Go through the entries below and collect each line with the string "мероприятия" in it.

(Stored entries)
--- start ---

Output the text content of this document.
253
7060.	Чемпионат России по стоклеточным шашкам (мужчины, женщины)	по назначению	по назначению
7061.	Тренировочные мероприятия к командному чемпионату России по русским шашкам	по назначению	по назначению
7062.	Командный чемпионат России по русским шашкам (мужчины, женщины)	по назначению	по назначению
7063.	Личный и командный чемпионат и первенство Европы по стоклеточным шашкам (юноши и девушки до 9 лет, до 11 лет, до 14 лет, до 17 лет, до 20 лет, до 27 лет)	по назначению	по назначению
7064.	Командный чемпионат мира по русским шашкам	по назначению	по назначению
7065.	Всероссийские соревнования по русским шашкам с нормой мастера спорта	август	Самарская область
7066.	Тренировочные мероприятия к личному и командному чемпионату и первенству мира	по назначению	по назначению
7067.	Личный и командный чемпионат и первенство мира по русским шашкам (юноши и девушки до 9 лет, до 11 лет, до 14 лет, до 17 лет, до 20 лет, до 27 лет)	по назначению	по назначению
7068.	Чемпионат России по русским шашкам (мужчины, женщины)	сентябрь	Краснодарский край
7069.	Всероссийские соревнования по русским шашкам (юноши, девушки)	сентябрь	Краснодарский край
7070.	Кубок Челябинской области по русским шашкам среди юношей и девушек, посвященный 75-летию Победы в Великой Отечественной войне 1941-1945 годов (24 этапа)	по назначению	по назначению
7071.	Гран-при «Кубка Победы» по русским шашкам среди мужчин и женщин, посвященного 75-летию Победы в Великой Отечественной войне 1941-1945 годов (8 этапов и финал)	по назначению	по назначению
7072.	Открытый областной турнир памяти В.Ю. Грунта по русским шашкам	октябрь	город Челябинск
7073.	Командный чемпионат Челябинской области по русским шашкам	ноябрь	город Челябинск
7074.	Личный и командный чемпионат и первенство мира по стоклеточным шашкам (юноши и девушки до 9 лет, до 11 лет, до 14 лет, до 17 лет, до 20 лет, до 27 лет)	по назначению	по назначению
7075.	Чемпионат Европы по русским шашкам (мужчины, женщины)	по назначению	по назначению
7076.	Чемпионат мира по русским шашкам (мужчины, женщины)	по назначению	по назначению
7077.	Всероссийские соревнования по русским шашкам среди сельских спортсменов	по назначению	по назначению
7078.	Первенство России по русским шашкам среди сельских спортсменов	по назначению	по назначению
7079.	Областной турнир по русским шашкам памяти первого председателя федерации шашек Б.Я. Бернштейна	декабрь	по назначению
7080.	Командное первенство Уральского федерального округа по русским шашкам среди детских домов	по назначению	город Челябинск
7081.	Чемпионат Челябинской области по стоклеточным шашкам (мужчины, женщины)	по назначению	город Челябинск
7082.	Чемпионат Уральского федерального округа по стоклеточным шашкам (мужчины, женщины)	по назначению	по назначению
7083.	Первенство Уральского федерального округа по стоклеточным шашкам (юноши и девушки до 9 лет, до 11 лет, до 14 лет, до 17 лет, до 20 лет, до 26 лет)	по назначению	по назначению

--- end ---
--- start ---

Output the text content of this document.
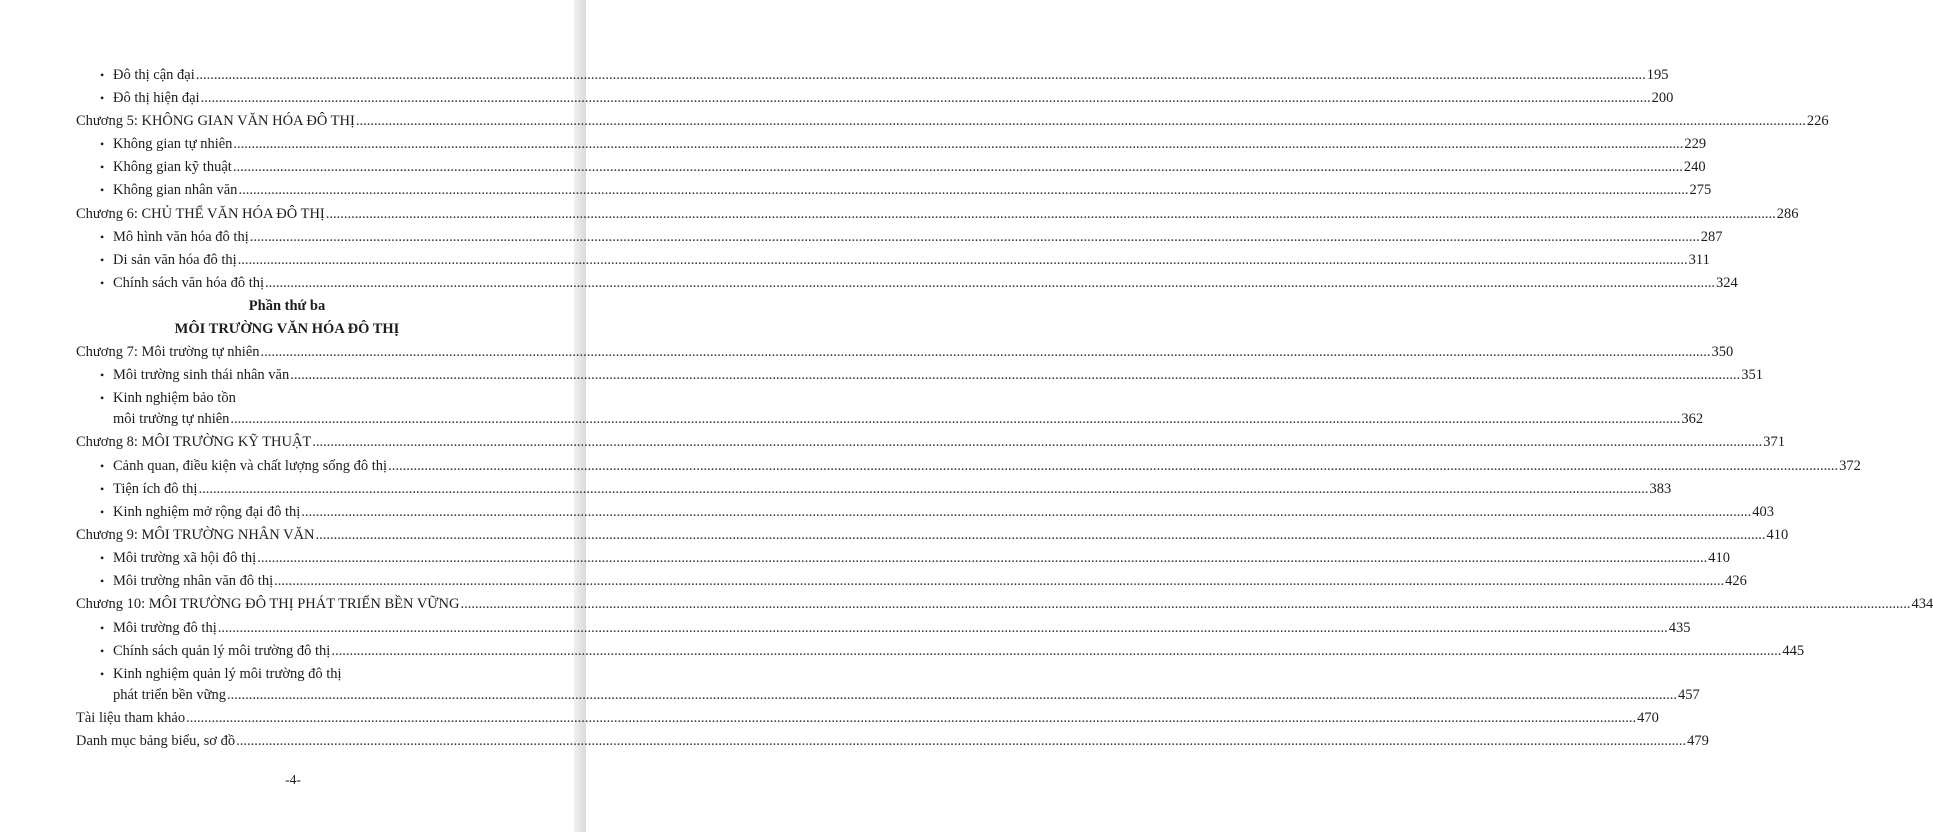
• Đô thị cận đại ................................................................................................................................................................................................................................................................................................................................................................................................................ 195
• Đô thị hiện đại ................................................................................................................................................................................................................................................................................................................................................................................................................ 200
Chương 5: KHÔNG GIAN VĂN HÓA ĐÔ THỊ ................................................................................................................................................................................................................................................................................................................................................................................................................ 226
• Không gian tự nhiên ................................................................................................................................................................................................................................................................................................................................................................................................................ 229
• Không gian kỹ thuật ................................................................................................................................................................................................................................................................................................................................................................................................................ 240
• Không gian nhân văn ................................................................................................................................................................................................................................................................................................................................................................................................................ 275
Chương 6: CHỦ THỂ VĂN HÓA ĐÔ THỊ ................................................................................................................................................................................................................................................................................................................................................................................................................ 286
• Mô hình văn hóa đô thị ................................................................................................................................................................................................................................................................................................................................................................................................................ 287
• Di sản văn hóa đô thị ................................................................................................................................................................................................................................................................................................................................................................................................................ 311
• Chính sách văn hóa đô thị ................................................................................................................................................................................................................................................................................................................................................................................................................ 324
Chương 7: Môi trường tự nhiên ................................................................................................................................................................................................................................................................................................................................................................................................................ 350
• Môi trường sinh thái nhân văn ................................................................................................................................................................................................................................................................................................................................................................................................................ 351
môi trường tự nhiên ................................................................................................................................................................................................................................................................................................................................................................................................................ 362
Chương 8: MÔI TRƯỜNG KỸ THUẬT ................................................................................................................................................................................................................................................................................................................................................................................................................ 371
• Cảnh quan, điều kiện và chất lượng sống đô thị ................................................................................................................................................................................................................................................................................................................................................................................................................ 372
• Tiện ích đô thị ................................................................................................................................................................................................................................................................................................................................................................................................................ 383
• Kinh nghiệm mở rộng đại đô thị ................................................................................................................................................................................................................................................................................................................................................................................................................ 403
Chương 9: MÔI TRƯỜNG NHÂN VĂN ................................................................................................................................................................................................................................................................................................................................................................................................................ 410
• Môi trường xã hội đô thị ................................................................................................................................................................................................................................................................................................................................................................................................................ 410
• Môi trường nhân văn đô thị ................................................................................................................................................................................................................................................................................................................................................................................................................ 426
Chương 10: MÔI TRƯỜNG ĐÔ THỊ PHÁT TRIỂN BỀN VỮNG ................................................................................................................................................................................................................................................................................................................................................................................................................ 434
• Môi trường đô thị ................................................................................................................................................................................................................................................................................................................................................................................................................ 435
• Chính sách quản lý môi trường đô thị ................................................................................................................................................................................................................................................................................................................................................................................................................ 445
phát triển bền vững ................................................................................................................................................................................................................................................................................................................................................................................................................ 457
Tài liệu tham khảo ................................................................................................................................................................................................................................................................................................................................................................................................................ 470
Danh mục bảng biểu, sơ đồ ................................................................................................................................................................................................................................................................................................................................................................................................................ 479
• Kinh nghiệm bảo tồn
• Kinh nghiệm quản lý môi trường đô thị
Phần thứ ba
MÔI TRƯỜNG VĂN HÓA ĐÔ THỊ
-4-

--- end ---

Exercise output:
7061.	Тренировочные мероприятия к командному чемпионату России по русским шашкам	по назначению	по назначению
7066.	Тренировочные мероприятия к личному и командному чемпионату и первенству мира	по назначению	по назначению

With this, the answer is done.